*PROVIDED DATA*
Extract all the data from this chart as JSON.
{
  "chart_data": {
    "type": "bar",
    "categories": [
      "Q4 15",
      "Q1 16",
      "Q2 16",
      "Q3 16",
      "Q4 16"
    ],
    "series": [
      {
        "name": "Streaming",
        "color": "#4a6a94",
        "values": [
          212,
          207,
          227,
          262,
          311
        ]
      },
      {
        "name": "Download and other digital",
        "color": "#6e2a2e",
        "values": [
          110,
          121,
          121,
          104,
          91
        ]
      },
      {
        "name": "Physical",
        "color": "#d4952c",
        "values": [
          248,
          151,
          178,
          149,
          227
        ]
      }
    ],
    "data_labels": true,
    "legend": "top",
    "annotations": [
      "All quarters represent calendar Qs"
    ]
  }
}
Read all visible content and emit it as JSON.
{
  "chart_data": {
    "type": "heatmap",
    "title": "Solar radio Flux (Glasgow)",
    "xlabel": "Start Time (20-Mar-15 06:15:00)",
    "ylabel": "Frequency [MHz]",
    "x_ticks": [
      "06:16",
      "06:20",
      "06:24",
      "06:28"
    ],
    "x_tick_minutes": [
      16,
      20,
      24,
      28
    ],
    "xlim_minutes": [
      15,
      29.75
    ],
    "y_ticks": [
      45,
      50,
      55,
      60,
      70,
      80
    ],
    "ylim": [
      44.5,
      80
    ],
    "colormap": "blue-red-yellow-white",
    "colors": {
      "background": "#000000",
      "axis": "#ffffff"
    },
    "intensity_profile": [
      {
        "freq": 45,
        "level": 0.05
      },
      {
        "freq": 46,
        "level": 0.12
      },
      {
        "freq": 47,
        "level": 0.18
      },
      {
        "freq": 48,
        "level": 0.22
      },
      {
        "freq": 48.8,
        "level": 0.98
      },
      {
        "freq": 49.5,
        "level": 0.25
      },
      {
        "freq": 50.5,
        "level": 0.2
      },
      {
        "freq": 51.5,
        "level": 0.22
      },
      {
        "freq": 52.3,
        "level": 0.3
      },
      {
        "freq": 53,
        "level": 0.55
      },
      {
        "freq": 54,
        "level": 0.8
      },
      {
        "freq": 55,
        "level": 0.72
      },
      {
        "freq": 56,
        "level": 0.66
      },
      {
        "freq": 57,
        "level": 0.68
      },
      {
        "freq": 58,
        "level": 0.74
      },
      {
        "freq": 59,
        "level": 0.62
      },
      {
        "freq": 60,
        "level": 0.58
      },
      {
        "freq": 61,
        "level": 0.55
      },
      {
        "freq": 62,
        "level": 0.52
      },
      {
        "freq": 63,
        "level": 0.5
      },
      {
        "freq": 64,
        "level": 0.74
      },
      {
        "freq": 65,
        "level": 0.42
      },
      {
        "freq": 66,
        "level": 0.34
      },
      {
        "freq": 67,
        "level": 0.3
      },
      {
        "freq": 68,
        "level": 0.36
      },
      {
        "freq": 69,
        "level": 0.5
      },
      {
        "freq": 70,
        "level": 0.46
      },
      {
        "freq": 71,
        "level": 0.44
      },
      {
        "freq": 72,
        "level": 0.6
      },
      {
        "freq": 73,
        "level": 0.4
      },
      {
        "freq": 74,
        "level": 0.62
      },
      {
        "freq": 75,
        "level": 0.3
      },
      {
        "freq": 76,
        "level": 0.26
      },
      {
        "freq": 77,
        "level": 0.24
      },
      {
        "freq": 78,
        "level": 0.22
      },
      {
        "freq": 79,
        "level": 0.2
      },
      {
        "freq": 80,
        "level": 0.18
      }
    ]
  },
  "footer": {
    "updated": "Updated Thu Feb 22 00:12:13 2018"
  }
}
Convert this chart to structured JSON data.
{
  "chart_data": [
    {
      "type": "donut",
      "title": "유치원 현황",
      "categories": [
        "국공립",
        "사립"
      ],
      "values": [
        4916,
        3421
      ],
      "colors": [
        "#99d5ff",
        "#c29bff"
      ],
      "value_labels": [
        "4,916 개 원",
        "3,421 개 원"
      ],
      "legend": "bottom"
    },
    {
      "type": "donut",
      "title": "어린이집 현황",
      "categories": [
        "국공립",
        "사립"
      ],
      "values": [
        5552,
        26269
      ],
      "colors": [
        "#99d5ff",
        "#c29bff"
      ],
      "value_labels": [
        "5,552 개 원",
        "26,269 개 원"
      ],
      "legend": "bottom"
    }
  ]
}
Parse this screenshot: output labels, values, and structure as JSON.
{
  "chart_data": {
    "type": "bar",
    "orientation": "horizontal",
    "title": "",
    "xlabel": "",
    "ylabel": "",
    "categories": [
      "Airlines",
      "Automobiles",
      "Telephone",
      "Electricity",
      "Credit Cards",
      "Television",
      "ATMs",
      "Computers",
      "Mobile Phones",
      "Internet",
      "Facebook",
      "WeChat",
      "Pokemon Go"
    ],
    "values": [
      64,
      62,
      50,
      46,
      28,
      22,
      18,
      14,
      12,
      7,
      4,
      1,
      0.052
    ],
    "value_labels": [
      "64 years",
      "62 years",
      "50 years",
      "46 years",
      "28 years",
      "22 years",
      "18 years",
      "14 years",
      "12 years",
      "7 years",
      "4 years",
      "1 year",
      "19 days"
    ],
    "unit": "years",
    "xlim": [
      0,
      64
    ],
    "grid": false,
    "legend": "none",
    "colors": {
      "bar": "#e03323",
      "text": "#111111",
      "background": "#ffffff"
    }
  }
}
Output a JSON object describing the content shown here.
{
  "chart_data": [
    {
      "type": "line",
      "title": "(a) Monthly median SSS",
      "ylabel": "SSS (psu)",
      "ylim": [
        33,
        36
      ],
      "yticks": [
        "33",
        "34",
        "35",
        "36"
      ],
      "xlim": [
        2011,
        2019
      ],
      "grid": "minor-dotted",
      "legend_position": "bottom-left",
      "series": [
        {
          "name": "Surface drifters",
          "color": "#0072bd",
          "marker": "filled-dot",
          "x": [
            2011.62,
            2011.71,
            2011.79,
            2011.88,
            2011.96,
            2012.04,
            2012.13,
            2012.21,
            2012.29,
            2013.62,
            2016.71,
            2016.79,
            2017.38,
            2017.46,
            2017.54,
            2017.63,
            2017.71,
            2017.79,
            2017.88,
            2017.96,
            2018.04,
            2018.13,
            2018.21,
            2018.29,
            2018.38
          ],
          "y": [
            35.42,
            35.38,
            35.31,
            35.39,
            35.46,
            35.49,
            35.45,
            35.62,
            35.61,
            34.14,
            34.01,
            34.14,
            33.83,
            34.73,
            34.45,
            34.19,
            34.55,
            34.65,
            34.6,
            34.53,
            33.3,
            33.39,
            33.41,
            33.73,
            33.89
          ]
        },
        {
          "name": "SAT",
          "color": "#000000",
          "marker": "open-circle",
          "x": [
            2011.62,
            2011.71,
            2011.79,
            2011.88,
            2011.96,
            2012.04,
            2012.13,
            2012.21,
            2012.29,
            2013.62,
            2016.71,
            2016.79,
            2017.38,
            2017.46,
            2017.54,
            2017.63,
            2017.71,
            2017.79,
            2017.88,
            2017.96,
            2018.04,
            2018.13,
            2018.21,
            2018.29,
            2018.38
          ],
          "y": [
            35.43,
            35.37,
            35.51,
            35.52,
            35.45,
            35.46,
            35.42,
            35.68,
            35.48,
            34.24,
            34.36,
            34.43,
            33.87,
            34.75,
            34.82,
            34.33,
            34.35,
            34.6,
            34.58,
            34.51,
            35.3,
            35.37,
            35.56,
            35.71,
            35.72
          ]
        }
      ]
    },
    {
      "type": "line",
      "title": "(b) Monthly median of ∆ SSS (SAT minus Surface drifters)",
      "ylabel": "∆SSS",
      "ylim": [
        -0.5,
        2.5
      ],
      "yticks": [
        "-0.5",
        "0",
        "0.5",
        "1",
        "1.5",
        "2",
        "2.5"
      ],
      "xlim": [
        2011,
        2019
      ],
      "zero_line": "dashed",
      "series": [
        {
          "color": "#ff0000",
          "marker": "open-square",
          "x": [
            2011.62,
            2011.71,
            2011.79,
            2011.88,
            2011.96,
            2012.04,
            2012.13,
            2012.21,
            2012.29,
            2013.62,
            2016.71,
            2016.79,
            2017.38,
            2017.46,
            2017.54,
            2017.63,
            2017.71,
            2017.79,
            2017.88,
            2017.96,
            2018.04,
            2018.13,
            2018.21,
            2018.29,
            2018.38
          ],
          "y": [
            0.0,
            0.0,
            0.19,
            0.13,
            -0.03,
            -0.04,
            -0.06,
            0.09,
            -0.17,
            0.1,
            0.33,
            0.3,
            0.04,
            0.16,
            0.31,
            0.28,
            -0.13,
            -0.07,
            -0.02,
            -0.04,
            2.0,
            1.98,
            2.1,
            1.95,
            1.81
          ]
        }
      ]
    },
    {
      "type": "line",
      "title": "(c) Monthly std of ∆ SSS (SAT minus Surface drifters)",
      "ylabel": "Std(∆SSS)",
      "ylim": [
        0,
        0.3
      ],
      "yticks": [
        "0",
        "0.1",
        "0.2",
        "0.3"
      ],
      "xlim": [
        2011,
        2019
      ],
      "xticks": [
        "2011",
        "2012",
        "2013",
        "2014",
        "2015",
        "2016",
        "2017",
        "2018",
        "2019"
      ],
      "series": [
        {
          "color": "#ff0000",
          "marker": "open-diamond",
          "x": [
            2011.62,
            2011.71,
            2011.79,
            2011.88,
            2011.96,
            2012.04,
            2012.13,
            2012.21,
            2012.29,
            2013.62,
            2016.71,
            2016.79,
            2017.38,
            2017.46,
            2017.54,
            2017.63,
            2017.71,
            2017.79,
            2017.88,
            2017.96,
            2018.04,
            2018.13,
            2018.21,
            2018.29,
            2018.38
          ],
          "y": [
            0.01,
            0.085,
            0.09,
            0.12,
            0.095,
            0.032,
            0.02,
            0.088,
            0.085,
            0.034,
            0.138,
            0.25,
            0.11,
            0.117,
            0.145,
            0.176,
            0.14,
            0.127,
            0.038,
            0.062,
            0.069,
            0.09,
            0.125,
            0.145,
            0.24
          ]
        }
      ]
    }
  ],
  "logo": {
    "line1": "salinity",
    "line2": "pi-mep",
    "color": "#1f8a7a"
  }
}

*EXERCISE*
Wherever a line in the data above holds "background", copy that line.

*REPLY*
      "background": "#000000",
      "background": "#ffffff"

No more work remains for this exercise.